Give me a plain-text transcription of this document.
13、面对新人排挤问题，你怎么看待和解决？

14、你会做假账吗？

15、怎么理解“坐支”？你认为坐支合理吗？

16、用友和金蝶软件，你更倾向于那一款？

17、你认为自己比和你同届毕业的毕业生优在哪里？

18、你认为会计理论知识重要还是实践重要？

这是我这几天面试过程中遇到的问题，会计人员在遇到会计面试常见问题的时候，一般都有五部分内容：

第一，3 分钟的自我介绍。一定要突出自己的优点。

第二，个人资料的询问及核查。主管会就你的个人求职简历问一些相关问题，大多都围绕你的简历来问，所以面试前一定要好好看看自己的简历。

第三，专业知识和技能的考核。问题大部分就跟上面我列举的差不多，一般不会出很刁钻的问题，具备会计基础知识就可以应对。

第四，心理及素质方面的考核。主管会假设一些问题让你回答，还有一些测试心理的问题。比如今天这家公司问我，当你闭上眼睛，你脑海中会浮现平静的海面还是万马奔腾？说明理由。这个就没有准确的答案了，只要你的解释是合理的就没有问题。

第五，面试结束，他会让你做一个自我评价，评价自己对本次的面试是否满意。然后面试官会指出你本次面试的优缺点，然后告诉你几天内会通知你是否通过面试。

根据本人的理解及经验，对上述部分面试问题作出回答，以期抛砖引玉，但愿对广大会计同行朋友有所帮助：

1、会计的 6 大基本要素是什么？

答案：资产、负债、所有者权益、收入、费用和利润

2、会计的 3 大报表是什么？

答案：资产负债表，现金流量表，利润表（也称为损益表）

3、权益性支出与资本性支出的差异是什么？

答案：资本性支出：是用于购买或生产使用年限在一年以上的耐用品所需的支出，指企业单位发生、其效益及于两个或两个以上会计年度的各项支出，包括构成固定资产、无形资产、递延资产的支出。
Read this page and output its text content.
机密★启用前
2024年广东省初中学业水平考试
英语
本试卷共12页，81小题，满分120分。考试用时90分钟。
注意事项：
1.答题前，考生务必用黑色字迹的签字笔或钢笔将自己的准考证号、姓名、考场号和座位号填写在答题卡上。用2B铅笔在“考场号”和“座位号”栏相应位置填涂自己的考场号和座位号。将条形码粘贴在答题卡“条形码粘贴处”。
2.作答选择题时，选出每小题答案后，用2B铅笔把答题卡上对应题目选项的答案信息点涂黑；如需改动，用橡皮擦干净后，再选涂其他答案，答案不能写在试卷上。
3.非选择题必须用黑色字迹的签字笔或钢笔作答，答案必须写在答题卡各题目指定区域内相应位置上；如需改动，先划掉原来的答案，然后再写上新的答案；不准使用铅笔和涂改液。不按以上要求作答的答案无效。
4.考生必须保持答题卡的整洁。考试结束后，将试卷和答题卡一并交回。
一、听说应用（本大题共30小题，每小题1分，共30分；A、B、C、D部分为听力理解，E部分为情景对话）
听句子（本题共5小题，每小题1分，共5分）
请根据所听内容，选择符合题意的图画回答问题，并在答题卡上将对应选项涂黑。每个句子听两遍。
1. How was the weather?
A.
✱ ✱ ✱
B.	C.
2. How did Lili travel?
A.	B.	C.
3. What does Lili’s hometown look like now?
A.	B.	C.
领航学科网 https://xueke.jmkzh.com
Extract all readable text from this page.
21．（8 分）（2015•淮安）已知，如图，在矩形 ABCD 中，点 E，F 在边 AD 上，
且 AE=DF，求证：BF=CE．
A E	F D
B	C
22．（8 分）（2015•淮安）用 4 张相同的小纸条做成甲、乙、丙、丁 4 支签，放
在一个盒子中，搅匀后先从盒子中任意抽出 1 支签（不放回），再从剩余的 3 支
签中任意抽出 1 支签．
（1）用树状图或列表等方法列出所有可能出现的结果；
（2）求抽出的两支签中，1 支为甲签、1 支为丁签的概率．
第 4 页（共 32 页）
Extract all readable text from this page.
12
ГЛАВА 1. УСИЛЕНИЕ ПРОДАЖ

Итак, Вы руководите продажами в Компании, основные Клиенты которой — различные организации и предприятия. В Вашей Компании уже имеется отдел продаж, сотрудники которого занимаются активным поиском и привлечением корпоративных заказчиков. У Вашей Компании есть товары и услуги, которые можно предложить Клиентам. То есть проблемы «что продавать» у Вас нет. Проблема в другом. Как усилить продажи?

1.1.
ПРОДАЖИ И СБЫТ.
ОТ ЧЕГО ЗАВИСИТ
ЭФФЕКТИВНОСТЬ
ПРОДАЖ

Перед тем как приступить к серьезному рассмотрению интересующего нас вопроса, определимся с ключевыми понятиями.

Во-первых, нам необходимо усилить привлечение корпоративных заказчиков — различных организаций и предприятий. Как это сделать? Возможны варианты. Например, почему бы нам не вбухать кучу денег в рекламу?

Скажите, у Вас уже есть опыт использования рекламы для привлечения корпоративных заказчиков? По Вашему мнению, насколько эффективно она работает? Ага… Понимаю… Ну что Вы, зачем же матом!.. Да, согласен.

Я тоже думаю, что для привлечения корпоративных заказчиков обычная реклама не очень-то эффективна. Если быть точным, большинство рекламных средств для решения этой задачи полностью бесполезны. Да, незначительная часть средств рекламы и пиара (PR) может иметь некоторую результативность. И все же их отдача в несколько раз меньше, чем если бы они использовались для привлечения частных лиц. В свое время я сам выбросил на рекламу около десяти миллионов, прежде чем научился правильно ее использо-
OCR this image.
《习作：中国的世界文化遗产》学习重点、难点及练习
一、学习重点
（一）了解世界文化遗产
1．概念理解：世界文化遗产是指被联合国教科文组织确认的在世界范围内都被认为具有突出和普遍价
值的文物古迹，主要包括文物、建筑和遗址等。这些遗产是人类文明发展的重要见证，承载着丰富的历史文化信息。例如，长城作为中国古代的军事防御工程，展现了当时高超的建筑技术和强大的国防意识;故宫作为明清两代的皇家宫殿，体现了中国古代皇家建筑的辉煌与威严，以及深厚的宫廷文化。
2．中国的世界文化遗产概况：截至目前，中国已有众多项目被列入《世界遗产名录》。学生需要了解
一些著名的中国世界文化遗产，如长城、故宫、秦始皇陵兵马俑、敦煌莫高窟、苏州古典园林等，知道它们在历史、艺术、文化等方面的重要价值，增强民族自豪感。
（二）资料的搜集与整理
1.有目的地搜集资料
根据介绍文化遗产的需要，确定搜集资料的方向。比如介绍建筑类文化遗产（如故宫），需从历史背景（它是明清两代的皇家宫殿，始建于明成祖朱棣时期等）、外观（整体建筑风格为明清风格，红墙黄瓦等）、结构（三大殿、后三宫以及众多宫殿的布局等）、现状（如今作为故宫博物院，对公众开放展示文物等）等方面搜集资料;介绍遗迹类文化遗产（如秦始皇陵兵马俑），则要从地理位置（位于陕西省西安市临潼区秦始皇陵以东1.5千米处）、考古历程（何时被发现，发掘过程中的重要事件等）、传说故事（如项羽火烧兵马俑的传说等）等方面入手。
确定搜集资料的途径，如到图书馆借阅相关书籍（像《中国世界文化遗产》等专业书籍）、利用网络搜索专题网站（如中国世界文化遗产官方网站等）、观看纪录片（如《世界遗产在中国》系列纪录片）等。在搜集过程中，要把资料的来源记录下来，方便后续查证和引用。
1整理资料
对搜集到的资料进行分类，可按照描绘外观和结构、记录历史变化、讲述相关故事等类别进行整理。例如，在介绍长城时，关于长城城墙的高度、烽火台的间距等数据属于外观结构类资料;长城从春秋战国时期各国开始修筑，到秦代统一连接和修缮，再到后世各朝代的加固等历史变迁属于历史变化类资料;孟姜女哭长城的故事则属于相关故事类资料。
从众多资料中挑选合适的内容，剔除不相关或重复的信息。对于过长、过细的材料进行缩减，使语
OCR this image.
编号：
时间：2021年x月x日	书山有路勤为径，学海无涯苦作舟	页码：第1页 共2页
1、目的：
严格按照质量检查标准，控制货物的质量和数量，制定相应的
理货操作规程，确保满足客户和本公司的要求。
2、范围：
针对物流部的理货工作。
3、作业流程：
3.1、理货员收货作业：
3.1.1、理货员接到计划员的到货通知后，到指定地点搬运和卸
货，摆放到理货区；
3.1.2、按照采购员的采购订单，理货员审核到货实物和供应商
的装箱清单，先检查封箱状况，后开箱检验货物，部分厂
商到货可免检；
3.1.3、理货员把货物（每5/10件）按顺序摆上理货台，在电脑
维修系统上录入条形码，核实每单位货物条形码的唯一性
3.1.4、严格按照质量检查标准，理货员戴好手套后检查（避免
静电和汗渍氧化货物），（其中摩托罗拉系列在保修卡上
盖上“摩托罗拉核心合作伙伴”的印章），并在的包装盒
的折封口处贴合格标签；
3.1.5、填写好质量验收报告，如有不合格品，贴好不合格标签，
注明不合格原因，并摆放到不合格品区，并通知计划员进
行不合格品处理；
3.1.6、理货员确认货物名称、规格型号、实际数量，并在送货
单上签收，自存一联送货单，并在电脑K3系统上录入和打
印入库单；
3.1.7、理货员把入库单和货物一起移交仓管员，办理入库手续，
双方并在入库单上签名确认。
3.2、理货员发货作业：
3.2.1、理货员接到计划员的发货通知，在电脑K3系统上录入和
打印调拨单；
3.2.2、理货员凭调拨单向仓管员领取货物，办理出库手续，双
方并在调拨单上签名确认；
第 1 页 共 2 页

* * * * * * * * *

• PROBLEM STATEMENT: Go through the entries above and pull out each line with "如需改动" in it.

• SOLUTION:
2.作答选择题时，选出每小题答案后，用2B铅笔把答题卡上对应题目选项的答案信息点涂黑；如需改动，用橡皮擦干净后，再选涂其他答案，答案不能写在试卷上。
3.非选择题必须用黑色字迹的签字笔或钢笔作答，答案必须写在答题卡各题目指定区域内相应位置上；如需改动，先划掉原来的答案，然后再写上新的答案；不准使用铅笔和涂改液。不按以上要求作答的答案无效。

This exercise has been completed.